━━ Listing
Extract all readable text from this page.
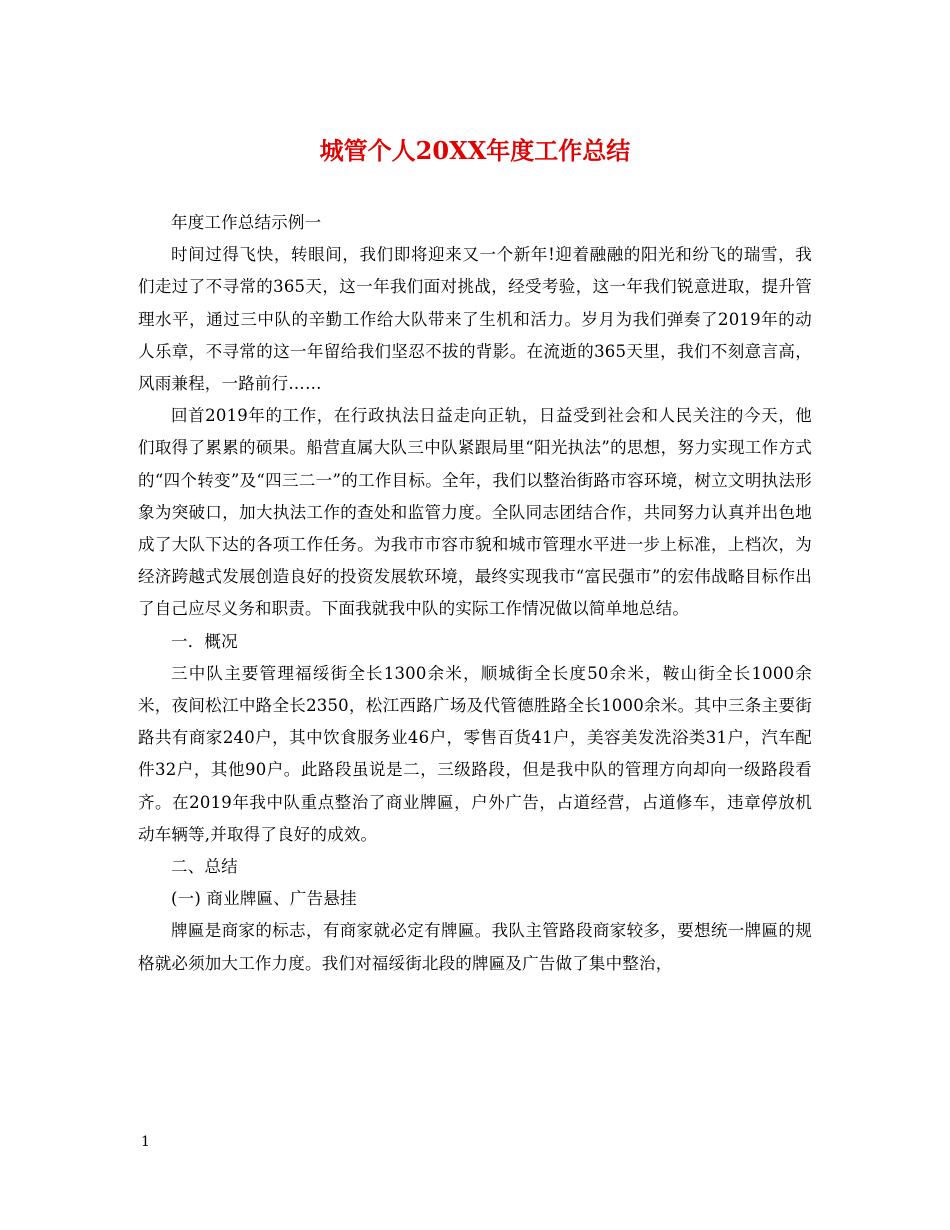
城管个人20XX年度工作总结

年度工作总结示例一

时间过得飞快，转眼间，我们即将迎来又一个新年!迎着融融的阳光和纷飞的瑞雪，我们走过了不寻常的365天，这一年我们面对挑战，经受考验，这一年我们锐意进取，提升管理水平，通过三中队的辛勤工作给大队带来了生机和活力。岁月为我们弹奏了2019年的动人乐章，不寻常的这一年留给我们坚忍不拔的背影。在流逝的365天里，我们不刻意言高，风雨兼程，一路前行……

回首2019年的工作，在行政执法日益走向正轨，日益受到社会和人民关注的今天，他们取得了累累的硕果。船营直属大队三中队紧跟局里“阳光执法”的思想，努力实现工作方式的“四个转变”及“四三二一”的工作目标。全年，我们以整治街路市容环境，树立文明执法形象为突破口，加大执法工作的查处和监管力度。全队同志团结合作，共同努力认真并出色地成了大队下达的各项工作任务。为我市市容市貌和城市管理水平进一步上标准，上档次，为经济跨越式发展创造良好的投资发展软环境，最终实现我市“富民强市”的宏伟战略目标作出了自己应尽义务和职责。下面我就我中队的实际工作情况做以简单地总结。

一．概况

三中队主要管理福绥街全长1300余米，顺城街全长度50余米，鞍山街全长1000余米，夜间松江中路全长2350，松江西路广场及代管德胜路全长1000余米。其中三条主要街路共有商家240户，其中饮食服务业46户，零售百货41户，美容美发洗浴类31户，汽车配件32户，其他90户。此路段虽说是二，三级路段，但是我中队的管理方向却向一级路段看齐。在2019年我中队重点整治了商业牌匾，户外广告，占道经营，占道修车，违章停放机动车辆等,并取得了良好的成效。

二、总结

(一) 商业牌匾、广告悬挂

牌匾是商家的标志，有商家就必定有牌匾。我队主管路段商家较多，要想统一牌匾的规格就必须加大工作力度。我们对福绥街北段的牌匾及广告做了集中整治，

1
━━━━
▶ [Task brief] Except for the pictures, print the data above exactly.

▶ [Answer for this exercise]
Extract all readable text from this page.
城管个人20XX年度工作总结

年度工作总结示例一

时间过得飞快，转眼间，我们即将迎来又一个新年!迎着融融的阳光和纷飞的瑞雪，我们走过了不寻常的365天，这一年我们面对挑战，经受考验，这一年我们锐意进取，提升管理水平，通过三中队的辛勤工作给大队带来了生机和活力。岁月为我们弹奏了2019年的动人乐章，不寻常的这一年留给我们坚忍不拔的背影。在流逝的365天里，我们不刻意言高，风雨兼程，一路前行……

回首2019年的工作，在行政执法日益走向正轨，日益受到社会和人民关注的今天，他们取得了累累的硕果。船营直属大队三中队紧跟局里“阳光执法”的思想，努力实现工作方式的“四个转变”及“四三二一”的工作目标。全年，我们以整治街路市容环境，树立文明执法形象为突破口，加大执法工作的查处和监管力度。全队同志团结合作，共同努力认真并出色地成了大队下达的各项工作任务。为我市市容市貌和城市管理水平进一步上标准，上档次，为经济跨越式发展创造良好的投资发展软环境，最终实现我市“富民强市”的宏伟战略目标作出了自己应尽义务和职责。下面我就我中队的实际工作情况做以简单地总结。

一．概况

三中队主要管理福绥街全长1300余米，顺城街全长度50余米，鞍山街全长1000余米，夜间松江中路全长2350，松江西路广场及代管德胜路全长1000余米。其中三条主要街路共有商家240户，其中饮食服务业46户，零售百货41户，美容美发洗浴类31户，汽车配件32户，其他90户。此路段虽说是二，三级路段，但是我中队的管理方向却向一级路段看齐。在2019年我中队重点整治了商业牌匾，户外广告，占道经营，占道修车，违章停放机动车辆等,并取得了良好的成效。

二、总结

(一) 商业牌匾、广告悬挂

牌匾是商家的标志，有商家就必定有牌匾。我队主管路段商家较多，要想统一牌匾的规格就必须加大工作力度。我们对福绥街北段的牌匾及广告做了集中整治，

1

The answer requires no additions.